Dataset items:
## BEGIN

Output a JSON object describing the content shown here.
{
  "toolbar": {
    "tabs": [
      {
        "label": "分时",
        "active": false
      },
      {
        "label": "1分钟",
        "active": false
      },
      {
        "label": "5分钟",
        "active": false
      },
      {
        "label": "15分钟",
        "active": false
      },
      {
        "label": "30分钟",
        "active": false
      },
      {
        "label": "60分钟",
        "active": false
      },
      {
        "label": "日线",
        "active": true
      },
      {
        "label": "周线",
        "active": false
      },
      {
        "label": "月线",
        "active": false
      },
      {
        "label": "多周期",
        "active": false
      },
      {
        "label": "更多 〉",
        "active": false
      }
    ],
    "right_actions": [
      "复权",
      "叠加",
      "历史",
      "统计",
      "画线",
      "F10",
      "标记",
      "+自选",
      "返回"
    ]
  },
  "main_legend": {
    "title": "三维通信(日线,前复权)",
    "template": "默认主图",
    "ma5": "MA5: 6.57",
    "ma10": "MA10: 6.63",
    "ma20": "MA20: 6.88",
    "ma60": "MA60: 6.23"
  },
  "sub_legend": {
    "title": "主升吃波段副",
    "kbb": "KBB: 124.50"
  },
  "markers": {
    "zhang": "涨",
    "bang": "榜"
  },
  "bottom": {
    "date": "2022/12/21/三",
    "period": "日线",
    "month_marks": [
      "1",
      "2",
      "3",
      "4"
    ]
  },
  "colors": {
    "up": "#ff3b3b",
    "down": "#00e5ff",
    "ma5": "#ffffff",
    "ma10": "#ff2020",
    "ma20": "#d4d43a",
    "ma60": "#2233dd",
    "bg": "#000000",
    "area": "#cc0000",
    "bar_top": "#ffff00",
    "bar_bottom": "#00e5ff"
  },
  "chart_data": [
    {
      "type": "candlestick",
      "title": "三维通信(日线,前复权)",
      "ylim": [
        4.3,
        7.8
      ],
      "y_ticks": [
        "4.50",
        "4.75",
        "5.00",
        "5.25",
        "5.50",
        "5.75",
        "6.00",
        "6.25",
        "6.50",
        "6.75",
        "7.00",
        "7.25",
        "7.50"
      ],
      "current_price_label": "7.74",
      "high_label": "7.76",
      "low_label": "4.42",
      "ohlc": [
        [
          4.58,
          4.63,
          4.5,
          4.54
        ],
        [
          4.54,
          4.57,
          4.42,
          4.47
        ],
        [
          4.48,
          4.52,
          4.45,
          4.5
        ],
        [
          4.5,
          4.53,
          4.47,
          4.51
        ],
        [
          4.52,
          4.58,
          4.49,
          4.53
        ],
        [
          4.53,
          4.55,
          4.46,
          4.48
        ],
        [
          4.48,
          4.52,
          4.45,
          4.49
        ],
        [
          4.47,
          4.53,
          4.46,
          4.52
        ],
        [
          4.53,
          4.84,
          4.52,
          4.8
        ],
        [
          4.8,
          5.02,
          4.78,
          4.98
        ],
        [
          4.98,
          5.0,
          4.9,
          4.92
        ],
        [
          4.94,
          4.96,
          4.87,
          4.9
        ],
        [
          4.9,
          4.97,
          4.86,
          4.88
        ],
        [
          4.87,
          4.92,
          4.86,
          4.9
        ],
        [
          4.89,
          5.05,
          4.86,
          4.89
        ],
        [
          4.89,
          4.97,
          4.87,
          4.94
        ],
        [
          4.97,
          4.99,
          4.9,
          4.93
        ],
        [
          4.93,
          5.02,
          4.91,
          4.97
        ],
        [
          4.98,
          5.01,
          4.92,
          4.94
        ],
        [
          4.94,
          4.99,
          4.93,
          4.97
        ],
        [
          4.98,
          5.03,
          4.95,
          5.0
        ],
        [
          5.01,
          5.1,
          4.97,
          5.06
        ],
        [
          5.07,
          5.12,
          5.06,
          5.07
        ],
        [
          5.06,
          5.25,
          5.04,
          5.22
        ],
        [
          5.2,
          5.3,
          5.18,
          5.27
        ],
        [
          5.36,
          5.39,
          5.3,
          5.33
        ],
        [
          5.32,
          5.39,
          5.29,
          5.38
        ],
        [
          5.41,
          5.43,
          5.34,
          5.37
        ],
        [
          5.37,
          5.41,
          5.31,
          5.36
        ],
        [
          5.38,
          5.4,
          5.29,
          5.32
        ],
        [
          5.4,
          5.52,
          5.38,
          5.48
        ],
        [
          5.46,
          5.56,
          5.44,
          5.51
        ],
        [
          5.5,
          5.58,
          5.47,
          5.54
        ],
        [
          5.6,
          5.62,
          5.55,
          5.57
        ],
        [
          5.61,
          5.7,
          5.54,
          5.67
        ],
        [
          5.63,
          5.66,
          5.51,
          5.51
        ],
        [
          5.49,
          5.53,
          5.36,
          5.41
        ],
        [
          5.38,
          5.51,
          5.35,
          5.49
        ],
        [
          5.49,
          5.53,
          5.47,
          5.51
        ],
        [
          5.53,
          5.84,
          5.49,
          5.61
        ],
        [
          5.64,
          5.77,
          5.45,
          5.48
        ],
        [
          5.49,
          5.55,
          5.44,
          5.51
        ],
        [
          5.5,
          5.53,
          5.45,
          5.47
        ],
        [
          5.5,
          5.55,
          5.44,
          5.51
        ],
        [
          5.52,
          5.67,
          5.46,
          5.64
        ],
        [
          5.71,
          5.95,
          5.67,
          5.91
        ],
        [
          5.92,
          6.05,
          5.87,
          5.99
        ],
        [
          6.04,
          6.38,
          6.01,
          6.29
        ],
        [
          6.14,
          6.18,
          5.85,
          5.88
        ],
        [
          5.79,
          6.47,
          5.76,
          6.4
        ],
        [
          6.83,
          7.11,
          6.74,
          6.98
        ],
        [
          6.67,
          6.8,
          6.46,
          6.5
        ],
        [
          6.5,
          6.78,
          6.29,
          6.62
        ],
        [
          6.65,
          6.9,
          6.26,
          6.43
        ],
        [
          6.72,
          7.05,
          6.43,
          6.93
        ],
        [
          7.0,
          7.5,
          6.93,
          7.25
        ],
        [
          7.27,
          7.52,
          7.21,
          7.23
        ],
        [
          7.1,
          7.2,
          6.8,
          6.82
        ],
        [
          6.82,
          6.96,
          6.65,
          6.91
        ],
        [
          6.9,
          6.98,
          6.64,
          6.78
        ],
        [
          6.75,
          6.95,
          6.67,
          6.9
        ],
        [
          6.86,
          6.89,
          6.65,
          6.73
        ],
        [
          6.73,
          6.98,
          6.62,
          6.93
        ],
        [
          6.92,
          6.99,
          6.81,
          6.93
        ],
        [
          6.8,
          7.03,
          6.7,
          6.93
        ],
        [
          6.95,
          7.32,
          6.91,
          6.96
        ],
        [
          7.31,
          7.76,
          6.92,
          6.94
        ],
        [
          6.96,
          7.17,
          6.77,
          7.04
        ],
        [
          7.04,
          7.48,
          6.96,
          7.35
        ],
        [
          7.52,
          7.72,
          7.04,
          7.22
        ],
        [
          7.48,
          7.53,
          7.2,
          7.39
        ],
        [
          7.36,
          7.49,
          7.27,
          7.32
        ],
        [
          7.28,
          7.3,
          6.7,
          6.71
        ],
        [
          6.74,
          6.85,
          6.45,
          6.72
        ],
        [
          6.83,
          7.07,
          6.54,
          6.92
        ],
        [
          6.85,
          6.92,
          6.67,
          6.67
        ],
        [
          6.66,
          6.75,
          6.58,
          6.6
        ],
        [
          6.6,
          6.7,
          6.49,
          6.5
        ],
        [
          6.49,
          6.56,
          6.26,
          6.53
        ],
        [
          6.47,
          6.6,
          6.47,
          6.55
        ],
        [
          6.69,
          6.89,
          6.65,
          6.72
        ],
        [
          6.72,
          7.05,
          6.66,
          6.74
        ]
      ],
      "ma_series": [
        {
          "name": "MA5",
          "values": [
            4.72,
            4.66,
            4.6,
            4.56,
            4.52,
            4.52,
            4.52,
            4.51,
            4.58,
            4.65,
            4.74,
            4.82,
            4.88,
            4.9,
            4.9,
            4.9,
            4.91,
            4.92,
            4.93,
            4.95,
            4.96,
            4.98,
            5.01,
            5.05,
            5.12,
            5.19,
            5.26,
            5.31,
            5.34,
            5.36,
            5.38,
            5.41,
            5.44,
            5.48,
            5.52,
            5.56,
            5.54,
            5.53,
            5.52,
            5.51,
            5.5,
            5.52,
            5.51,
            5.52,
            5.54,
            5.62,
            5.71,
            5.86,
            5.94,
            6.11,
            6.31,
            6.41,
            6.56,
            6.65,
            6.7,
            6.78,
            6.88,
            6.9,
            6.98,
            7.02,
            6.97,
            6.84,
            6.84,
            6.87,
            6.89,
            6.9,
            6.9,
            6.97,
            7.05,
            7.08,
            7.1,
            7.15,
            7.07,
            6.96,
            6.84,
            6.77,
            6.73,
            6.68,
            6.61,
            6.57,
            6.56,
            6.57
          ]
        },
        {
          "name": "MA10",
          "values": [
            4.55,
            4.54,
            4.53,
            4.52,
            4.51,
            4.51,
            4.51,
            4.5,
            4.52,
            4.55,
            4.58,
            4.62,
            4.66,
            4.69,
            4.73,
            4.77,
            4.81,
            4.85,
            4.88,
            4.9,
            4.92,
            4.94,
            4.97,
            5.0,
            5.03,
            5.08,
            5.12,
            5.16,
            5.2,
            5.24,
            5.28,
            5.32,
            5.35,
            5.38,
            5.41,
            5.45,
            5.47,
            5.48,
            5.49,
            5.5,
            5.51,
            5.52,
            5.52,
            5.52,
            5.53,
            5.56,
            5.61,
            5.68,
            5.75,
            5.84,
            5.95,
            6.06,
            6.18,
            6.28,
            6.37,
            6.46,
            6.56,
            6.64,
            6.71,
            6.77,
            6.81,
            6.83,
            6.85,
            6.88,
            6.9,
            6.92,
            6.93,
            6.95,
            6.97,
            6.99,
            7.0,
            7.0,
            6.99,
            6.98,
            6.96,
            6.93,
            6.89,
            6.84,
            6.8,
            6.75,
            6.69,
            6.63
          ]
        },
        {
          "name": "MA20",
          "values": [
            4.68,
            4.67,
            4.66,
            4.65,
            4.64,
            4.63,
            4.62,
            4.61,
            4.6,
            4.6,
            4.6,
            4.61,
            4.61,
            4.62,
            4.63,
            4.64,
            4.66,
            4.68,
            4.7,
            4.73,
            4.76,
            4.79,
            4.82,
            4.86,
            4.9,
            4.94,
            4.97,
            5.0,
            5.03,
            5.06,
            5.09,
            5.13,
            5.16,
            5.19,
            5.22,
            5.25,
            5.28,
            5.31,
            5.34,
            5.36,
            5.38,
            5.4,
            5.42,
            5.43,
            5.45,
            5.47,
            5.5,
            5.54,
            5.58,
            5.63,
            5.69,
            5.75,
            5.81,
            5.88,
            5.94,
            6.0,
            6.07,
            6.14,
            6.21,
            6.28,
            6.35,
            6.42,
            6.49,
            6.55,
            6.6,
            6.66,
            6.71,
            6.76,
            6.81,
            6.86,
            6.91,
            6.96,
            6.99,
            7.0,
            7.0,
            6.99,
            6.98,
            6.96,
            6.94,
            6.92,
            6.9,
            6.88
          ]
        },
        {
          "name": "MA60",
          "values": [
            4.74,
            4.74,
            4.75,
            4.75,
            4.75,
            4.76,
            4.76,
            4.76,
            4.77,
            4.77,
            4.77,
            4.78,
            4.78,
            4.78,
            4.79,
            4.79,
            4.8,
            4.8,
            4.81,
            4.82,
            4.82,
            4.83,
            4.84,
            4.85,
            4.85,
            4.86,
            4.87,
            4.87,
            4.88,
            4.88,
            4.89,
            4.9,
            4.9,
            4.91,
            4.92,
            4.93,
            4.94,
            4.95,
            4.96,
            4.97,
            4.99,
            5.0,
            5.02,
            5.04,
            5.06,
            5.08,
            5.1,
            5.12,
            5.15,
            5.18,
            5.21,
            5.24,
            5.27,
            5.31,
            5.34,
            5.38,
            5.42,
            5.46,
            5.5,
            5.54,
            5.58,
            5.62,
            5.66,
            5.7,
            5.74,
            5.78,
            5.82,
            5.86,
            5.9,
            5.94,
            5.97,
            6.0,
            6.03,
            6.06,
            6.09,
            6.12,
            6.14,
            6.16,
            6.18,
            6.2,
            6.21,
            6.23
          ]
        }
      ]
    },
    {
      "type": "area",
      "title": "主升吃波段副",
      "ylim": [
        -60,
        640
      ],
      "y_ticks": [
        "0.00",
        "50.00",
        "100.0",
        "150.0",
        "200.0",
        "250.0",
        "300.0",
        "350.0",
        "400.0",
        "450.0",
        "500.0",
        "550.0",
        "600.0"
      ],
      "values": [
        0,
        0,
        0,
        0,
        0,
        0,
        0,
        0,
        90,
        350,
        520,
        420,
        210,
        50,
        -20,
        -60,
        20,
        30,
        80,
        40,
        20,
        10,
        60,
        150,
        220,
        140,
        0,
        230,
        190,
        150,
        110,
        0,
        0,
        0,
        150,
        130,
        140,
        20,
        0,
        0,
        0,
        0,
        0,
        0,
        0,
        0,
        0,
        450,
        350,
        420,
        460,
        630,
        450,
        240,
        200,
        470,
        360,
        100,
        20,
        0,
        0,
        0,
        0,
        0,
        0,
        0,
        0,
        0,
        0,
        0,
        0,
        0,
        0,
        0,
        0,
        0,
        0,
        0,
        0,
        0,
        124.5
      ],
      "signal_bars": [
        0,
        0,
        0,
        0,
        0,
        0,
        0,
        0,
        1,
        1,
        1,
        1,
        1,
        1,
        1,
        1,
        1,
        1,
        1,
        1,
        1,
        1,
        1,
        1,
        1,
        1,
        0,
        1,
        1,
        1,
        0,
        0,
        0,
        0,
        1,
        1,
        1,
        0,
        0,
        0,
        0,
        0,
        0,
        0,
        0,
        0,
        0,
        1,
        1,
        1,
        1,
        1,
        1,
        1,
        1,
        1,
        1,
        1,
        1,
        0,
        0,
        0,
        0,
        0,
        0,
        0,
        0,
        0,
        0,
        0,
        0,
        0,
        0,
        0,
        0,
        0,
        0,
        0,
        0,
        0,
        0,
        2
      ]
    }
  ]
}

## END

GOAL:
Every line in the data above that contains "name" needs to be copied.

THE REPLY:
          "name": "MA5",
          "name": "MA10",
          "name": "MA20",
          "name": "MA60",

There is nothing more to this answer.